The exercise: Restate all of the data exactly.

Data entries:
◇ ◇ ◇ ◇
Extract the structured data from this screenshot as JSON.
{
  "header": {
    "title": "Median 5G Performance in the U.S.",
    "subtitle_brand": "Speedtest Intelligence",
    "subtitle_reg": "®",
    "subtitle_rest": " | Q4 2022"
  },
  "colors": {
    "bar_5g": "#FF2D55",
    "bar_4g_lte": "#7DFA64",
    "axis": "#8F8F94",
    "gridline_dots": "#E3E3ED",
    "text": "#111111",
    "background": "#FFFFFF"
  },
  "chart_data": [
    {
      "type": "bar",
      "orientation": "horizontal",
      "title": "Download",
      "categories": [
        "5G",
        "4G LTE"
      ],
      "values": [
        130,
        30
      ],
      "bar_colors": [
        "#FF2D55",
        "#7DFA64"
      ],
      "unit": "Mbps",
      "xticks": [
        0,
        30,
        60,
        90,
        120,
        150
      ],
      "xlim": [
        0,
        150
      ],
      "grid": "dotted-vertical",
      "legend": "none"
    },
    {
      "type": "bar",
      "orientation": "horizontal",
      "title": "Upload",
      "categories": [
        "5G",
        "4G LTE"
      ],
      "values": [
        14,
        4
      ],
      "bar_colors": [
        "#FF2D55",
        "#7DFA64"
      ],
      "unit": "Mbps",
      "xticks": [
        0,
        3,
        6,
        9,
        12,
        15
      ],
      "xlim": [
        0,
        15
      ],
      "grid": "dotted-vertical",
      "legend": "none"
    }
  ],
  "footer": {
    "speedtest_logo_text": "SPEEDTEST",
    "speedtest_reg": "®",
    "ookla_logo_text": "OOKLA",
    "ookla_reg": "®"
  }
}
◇ ◇ ◇ ◇
Output:
Extract the structured data from this screenshot as JSON.
{
  "header": {
    "title": "Median 5G Performance in the U.S.",
    "subtitle_brand": "Speedtest Intelligence",
    "subtitle_reg": "®",
    "subtitle_rest": " | Q4 2022"
  },
  "colors": {
    "bar_5g": "#FF2D55",
    "bar_4g_lte": "#7DFA64",
    "axis": "#8F8F94",
    "gridline_dots": "#E3E3ED",
    "text": "#111111",
    "background": "#FFFFFF"
  },
  "chart_data": [
    {
      "type": "bar",
      "orientation": "horizontal",
      "title": "Download",
      "categories": [
        "5G",
        "4G LTE"
      ],
      "values": [
        130,
        30
      ],
      "bar_colors": [
        "#FF2D55",
        "#7DFA64"
      ],
      "unit": "Mbps",
      "xticks": [
        0,
        30,
        60,
        90,
        120,
        150
      ],
      "xlim": [
        0,
        150
      ],
      "grid": "dotted-vertical",
      "legend": "none"
    },
    {
      "type": "bar",
      "orientation": "horizontal",
      "title": "Upload",
      "categories": [
        "5G",
        "4G LTE"
      ],
      "values": [
        14,
        4
      ],
      "bar_colors": [
        "#FF2D55",
        "#7DFA64"
      ],
      "unit": "Mbps",
      "xticks": [
        0,
        3,
        6,
        9,
        12,
        15
      ],
      "xlim": [
        0,
        15
      ],
      "grid": "dotted-vertical",
      "legend": "none"
    }
  ],
  "footer": {
    "speedtest_logo_text": "SPEEDTEST",
    "speedtest_reg": "®",
    "ookla_logo_text": "OOKLA",
    "ookla_reg": "®"
  }
}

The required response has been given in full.